++++ Excerpted records ++++

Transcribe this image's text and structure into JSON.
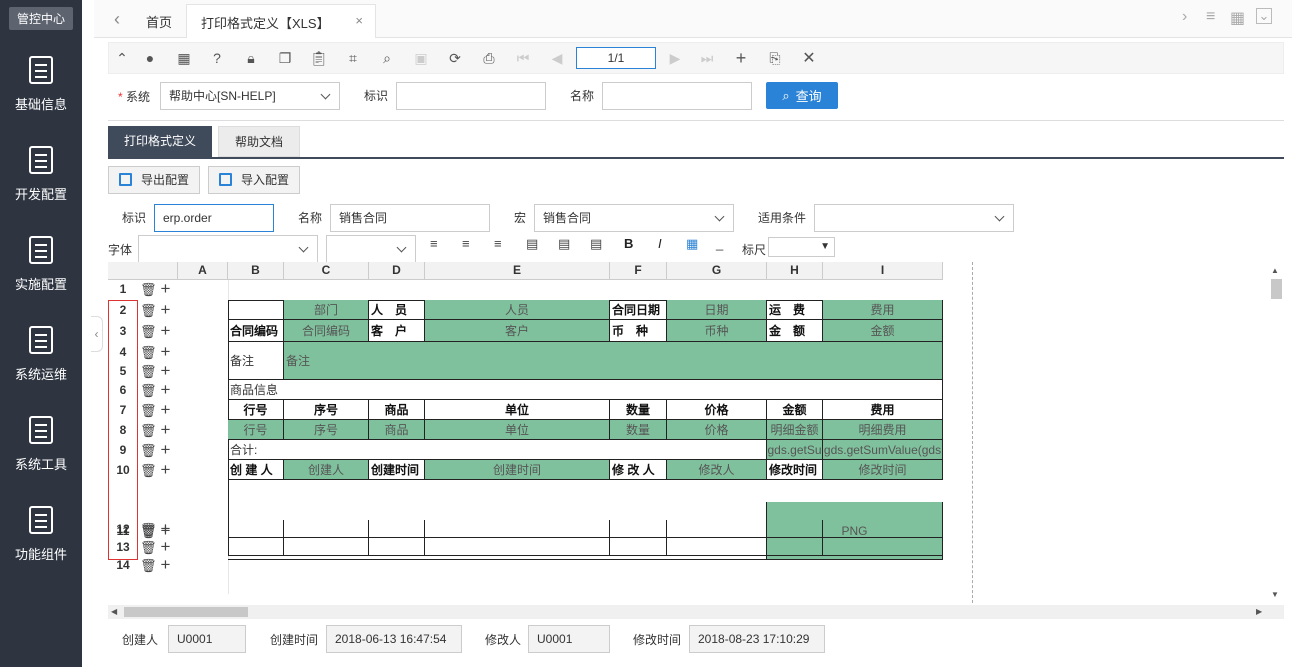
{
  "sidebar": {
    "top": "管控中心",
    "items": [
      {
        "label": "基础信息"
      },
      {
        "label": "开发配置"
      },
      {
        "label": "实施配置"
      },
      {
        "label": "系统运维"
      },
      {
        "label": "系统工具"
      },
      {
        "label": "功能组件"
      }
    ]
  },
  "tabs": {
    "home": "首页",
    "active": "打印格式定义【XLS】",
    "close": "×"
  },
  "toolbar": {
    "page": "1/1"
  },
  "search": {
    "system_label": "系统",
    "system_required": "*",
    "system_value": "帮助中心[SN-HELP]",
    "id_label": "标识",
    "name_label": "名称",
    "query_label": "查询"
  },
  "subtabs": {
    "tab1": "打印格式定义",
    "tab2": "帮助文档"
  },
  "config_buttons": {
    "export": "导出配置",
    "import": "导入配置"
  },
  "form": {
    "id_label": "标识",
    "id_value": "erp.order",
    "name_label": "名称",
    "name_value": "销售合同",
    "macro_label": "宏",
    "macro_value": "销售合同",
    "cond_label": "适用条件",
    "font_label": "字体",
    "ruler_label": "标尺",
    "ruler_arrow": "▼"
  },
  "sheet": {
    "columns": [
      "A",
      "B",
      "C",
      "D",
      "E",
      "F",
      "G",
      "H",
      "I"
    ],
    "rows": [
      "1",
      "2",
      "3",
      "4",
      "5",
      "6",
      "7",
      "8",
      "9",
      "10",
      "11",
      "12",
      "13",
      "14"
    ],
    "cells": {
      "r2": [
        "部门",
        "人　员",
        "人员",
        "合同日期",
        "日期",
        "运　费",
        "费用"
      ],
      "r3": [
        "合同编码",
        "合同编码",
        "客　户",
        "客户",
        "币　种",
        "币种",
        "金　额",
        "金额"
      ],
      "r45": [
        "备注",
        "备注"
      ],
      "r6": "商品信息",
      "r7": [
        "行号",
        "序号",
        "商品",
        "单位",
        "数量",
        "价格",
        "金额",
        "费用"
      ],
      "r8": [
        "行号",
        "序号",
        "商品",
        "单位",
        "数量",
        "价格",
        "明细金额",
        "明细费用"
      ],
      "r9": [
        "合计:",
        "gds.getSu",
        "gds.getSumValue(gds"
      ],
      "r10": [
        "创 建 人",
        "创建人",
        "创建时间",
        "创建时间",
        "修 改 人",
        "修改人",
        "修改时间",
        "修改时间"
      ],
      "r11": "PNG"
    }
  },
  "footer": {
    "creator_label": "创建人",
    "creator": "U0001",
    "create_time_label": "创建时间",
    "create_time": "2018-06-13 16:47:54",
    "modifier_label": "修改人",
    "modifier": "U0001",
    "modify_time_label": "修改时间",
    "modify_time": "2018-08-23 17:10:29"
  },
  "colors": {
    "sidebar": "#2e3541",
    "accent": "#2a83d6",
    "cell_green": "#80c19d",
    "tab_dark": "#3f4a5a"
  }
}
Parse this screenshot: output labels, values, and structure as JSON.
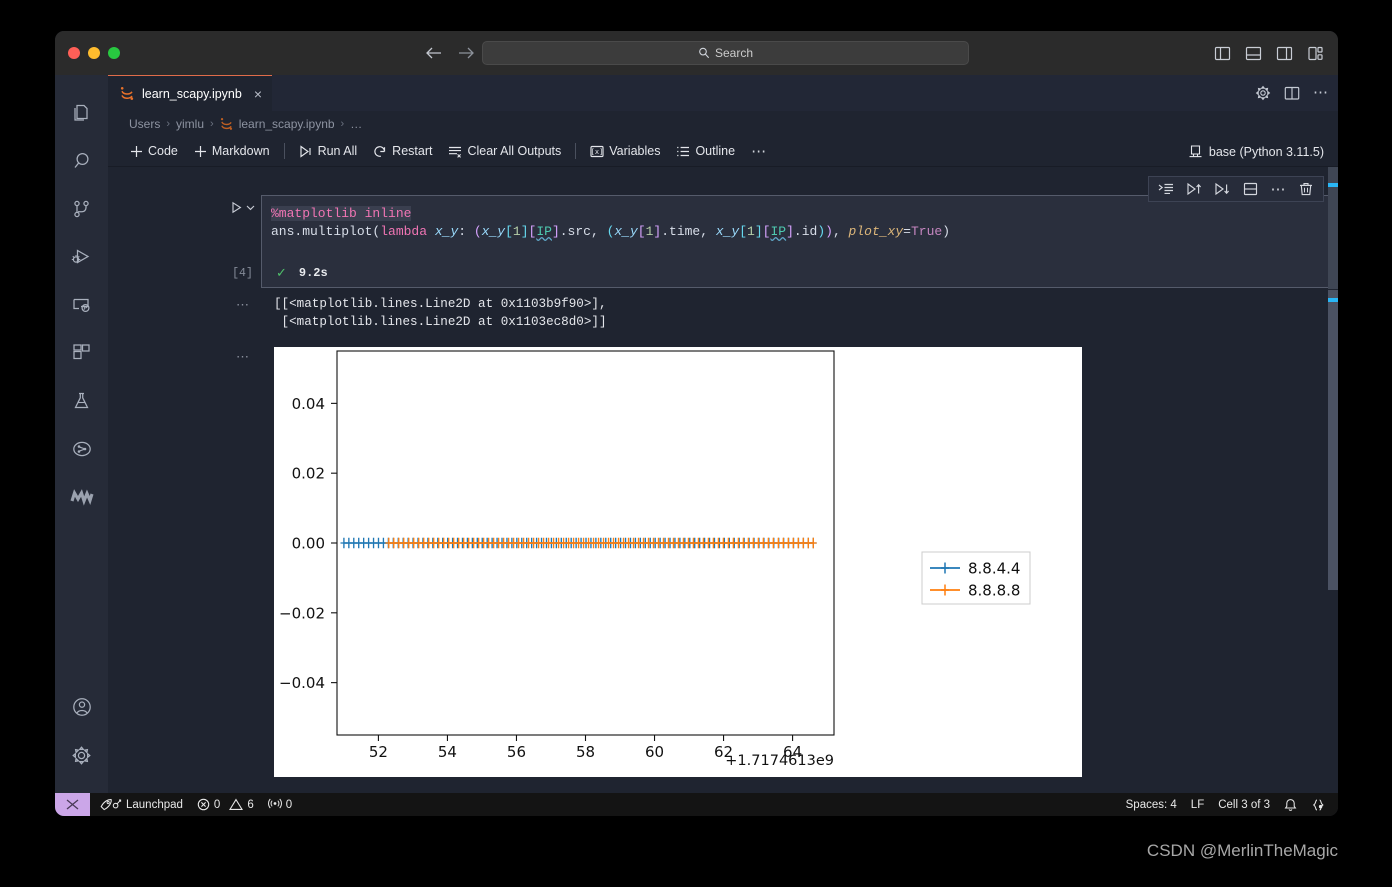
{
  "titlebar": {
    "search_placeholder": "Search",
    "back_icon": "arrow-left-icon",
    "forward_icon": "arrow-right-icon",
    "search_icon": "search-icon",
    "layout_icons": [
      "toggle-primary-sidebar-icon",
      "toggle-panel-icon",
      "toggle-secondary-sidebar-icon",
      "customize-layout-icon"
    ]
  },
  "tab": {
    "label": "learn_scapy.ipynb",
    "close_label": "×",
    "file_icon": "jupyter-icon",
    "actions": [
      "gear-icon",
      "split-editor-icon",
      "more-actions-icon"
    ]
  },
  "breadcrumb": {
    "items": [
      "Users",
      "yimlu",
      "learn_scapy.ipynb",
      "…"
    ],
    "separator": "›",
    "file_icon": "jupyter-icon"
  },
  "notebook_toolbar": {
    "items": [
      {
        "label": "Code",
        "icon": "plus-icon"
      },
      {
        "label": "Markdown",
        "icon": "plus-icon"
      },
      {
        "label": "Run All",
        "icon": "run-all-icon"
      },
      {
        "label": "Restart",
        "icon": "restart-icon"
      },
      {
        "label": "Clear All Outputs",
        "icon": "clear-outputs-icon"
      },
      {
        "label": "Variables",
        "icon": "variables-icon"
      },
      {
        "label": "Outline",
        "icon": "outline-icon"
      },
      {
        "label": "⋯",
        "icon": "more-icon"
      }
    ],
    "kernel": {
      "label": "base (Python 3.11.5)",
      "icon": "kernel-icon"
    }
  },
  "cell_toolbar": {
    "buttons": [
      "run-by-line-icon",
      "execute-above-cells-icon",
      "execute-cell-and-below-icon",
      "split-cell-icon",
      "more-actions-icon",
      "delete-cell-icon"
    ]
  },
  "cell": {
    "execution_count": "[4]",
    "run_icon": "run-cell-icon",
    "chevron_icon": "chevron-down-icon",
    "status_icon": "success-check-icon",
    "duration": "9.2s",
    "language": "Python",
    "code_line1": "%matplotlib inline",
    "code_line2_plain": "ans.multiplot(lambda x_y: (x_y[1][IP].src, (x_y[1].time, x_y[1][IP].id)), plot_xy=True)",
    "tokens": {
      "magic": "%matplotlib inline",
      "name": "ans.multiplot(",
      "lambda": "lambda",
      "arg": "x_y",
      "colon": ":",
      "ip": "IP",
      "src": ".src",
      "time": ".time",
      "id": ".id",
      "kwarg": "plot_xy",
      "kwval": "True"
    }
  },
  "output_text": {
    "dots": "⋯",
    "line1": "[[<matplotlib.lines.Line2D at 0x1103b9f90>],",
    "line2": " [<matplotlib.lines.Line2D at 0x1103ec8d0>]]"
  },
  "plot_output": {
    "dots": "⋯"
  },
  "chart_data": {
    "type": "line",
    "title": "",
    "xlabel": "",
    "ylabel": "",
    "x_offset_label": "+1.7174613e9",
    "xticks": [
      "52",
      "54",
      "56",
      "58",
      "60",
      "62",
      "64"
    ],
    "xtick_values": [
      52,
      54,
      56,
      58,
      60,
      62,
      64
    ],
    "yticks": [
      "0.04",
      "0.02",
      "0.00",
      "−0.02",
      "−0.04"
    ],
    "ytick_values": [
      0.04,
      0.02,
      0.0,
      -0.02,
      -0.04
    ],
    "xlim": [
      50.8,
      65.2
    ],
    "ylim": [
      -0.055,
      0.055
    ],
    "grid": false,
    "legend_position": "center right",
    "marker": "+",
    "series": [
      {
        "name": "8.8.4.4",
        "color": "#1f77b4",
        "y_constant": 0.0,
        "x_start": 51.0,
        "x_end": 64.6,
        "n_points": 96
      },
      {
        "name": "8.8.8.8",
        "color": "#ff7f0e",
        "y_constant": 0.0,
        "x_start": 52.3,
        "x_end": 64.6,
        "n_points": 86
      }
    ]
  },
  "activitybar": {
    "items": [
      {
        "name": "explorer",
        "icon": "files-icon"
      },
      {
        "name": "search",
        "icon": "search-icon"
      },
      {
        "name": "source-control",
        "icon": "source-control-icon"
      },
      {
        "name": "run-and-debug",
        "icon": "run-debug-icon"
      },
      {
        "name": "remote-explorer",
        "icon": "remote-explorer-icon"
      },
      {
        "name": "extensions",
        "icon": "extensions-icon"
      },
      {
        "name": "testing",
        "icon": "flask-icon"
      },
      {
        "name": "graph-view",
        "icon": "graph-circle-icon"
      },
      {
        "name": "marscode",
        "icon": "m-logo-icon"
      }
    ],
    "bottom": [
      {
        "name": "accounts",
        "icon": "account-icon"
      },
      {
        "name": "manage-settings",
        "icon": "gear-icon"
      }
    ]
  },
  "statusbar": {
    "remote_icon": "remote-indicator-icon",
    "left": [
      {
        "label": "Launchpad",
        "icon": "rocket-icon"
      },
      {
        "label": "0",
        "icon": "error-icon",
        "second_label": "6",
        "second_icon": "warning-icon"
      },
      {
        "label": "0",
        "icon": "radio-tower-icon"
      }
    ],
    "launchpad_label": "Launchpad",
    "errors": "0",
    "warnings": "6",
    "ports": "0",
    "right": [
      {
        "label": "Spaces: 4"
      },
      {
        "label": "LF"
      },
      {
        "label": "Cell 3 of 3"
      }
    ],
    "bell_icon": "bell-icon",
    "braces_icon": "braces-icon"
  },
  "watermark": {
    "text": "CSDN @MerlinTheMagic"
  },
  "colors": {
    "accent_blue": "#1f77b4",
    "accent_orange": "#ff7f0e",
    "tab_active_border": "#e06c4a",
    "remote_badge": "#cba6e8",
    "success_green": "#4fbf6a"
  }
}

++++

Given problem
Of the lines above, how many include the word "structure"? Reply with the number only.

The result
2